### STATED TASK
Identify the lines that include the word "duration", then copy all of them.

### RECORD EXTRACTS
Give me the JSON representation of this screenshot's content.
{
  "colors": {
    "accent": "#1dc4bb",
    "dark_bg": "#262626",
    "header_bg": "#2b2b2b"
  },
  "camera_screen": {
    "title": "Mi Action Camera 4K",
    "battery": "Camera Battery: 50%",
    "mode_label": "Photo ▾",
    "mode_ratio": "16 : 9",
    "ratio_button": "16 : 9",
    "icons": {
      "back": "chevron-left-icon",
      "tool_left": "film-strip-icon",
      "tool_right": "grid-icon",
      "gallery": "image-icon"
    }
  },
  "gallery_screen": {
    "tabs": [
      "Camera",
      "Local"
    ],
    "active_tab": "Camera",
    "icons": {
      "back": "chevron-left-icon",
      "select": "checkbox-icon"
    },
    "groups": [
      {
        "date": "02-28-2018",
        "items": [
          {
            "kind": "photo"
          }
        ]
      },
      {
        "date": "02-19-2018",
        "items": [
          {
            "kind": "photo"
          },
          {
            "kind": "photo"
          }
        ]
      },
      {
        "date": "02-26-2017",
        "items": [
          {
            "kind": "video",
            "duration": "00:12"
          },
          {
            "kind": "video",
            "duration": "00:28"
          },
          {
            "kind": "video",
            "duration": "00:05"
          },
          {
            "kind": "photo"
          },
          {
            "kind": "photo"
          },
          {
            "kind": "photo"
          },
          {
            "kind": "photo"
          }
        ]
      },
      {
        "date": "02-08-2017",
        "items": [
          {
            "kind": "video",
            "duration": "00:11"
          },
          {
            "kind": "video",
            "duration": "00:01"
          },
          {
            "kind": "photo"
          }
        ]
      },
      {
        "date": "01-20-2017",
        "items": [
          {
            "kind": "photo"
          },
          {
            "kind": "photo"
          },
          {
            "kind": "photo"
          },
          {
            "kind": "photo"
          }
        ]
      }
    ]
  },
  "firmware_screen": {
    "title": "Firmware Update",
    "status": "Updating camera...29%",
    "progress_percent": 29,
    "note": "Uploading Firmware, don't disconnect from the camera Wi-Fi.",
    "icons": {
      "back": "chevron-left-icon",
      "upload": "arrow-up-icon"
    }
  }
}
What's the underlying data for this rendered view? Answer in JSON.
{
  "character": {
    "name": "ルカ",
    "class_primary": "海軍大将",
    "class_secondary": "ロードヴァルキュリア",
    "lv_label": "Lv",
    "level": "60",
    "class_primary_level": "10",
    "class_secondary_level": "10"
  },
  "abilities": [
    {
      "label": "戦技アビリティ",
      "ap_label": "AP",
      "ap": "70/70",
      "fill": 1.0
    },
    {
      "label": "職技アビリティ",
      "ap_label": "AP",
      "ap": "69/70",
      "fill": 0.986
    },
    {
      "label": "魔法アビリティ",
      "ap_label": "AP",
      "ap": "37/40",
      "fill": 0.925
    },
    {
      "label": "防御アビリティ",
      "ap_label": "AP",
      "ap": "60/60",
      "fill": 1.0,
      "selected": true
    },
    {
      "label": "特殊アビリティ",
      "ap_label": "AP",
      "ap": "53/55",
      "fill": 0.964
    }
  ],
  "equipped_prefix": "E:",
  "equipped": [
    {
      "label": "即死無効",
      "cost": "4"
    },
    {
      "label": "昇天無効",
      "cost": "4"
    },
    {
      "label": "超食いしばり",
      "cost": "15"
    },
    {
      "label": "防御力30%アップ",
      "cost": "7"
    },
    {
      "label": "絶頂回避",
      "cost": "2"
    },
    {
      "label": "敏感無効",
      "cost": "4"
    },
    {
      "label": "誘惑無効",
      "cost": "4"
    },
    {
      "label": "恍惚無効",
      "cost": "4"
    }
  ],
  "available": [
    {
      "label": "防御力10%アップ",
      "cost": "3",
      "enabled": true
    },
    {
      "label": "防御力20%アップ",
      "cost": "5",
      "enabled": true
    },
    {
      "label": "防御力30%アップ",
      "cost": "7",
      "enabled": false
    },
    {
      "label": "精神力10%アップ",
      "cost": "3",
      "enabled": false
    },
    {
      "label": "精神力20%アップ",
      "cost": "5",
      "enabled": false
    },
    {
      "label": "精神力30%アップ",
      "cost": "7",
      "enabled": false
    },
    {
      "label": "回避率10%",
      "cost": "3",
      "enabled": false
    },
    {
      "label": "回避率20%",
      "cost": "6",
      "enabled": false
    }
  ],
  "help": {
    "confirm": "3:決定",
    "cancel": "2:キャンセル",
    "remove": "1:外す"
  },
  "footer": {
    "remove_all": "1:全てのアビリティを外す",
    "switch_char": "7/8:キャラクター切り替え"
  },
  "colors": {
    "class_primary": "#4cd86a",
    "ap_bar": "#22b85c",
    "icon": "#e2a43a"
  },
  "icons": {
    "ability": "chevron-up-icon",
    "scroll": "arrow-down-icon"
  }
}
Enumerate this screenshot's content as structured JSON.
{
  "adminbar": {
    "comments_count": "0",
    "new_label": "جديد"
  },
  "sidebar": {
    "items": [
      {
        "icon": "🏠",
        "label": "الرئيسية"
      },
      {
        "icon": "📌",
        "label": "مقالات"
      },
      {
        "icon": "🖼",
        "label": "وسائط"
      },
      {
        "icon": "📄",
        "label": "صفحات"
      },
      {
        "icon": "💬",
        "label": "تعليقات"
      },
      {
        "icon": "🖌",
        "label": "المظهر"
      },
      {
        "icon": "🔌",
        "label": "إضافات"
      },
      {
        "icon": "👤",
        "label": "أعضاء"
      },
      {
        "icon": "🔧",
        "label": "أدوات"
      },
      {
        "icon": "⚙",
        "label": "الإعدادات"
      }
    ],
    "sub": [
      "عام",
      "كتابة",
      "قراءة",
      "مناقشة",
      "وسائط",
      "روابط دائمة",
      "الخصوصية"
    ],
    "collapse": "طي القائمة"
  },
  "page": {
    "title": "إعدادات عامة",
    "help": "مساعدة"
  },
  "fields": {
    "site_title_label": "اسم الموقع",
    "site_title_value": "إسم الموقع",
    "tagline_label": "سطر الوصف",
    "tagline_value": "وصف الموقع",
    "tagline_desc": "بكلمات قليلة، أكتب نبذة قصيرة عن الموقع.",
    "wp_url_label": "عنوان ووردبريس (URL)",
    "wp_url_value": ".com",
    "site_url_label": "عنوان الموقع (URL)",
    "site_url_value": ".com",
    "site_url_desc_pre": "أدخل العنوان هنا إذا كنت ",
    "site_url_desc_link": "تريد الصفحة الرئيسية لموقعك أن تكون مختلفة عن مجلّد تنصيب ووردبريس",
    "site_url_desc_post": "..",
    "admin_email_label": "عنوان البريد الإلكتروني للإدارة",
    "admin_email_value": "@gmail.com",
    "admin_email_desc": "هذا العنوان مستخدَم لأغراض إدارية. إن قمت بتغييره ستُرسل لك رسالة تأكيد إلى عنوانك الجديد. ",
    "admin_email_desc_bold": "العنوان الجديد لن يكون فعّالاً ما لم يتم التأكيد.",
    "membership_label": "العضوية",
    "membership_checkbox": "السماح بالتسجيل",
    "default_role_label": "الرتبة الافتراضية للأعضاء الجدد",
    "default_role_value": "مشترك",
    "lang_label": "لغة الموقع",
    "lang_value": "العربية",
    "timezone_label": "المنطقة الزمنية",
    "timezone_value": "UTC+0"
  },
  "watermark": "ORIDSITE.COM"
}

### ANSWER
            "duration": "00:12"
            "duration": "00:28"
            "duration": "00:05"
            "duration": "00:11"
            "duration": "00:01"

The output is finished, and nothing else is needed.